**GIVEN RECORDS:**
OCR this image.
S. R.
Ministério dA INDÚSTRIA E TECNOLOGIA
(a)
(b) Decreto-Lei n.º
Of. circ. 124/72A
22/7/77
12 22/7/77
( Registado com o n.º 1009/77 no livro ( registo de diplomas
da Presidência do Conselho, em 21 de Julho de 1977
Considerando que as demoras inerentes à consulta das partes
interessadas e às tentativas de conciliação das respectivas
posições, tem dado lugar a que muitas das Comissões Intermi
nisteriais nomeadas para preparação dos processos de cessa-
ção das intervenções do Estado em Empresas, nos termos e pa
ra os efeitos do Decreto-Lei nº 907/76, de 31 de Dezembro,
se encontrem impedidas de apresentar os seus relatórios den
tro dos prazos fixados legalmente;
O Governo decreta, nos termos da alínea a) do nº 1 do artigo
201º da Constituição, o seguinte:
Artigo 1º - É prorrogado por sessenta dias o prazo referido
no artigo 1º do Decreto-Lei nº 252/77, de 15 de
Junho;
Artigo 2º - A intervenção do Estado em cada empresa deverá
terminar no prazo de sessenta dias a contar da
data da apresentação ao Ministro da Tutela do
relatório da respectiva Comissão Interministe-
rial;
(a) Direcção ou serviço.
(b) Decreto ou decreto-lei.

**INSTRUCTION:**
Copy out all the entries shown above, character for character.

**OUTPUT BELOW:**
OCR this image.
S. R.
Ministério dA INDÚSTRIA E TECNOLOGIA
(a)
(b) Decreto-Lei n.º
Of. circ. 124/72A
22/7/77
12 22/7/77
( Registado com o n.º 1009/77 no livro ( registo de diplomas
da Presidência do Conselho, em 21 de Julho de 1977
Considerando que as demoras inerentes à consulta das partes
interessadas e às tentativas de conciliação das respectivas
posições, tem dado lugar a que muitas das Comissões Intermi
nisteriais nomeadas para preparação dos processos de cessa-
ção das intervenções do Estado em Empresas, nos termos e pa
ra os efeitos do Decreto-Lei nº 907/76, de 31 de Dezembro,
se encontrem impedidas de apresentar os seus relatórios den
tro dos prazos fixados legalmente;
O Governo decreta, nos termos da alínea a) do nº 1 do artigo
201º da Constituição, o seguinte:
Artigo 1º - É prorrogado por sessenta dias o prazo referido
no artigo 1º do Decreto-Lei nº 252/77, de 15 de
Junho;
Artigo 2º - A intervenção do Estado em cada empresa deverá
terminar no prazo de sessenta dias a contar da
data da apresentação ao Ministro da Tutela do
relatório da respectiva Comissão Interministe-
rial;
(a) Direcção ou serviço.
(b) Decreto ou decreto-lei.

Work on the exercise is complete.